PROBLEM REQUIREMENTS. The complete listing should be restated exactly.

[Data items]
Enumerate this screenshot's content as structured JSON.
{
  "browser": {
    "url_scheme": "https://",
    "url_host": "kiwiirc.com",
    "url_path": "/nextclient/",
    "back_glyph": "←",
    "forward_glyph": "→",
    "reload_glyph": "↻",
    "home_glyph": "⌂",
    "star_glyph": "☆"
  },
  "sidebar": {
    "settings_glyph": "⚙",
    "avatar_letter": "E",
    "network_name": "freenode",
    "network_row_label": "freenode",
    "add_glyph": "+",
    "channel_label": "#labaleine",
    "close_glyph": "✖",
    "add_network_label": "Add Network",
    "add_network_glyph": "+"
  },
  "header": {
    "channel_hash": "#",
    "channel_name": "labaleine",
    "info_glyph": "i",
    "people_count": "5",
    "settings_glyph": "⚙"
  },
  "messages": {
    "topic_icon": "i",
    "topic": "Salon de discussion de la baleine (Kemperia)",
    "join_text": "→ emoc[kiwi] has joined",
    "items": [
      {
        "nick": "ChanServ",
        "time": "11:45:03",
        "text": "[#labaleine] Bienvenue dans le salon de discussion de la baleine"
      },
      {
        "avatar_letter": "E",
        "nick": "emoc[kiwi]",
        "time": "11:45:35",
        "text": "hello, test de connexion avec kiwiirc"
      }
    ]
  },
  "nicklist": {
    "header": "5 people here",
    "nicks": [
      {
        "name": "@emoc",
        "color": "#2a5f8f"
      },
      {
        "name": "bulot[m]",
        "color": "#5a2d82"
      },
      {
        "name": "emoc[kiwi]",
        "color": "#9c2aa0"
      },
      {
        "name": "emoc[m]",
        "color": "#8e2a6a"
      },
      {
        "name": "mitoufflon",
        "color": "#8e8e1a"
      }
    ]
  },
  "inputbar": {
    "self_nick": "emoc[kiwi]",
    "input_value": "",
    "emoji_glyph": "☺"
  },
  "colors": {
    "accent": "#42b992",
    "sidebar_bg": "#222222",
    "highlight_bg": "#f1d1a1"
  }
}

RESULT FOR THIS EXERCISE.
Enumerate this screenshot's content as structured JSON.
{
  "browser": {
    "url_scheme": "https://",
    "url_host": "kiwiirc.com",
    "url_path": "/nextclient/",
    "back_glyph": "←",
    "forward_glyph": "→",
    "reload_glyph": "↻",
    "home_glyph": "⌂",
    "star_glyph": "☆"
  },
  "sidebar": {
    "settings_glyph": "⚙",
    "avatar_letter": "E",
    "network_name": "freenode",
    "network_row_label": "freenode",
    "add_glyph": "+",
    "channel_label": "#labaleine",
    "close_glyph": "✖",
    "add_network_label": "Add Network",
    "add_network_glyph": "+"
  },
  "header": {
    "channel_hash": "#",
    "channel_name": "labaleine",
    "info_glyph": "i",
    "people_count": "5",
    "settings_glyph": "⚙"
  },
  "messages": {
    "topic_icon": "i",
    "topic": "Salon de discussion de la baleine (Kemperia)",
    "join_text": "→ emoc[kiwi] has joined",
    "items": [
      {
        "nick": "ChanServ",
        "time": "11:45:03",
        "text": "[#labaleine] Bienvenue dans le salon de discussion de la baleine"
      },
      {
        "avatar_letter": "E",
        "nick": "emoc[kiwi]",
        "time": "11:45:35",
        "text": "hello, test de connexion avec kiwiirc"
      }
    ]
  },
  "nicklist": {
    "header": "5 people here",
    "nicks": [
      {
        "name": "@emoc",
        "color": "#2a5f8f"
      },
      {
        "name": "bulot[m]",
        "color": "#5a2d82"
      },
      {
        "name": "emoc[kiwi]",
        "color": "#9c2aa0"
      },
      {
        "name": "emoc[m]",
        "color": "#8e2a6a"
      },
      {
        "name": "mitoufflon",
        "color": "#8e8e1a"
      }
    ]
  },
  "inputbar": {
    "self_nick": "emoc[kiwi]",
    "input_value": "",
    "emoji_glyph": "☺"
  },
  "colors": {
    "accent": "#42b992",
    "sidebar_bg": "#222222",
    "highlight_bg": "#f1d1a1"
  }
}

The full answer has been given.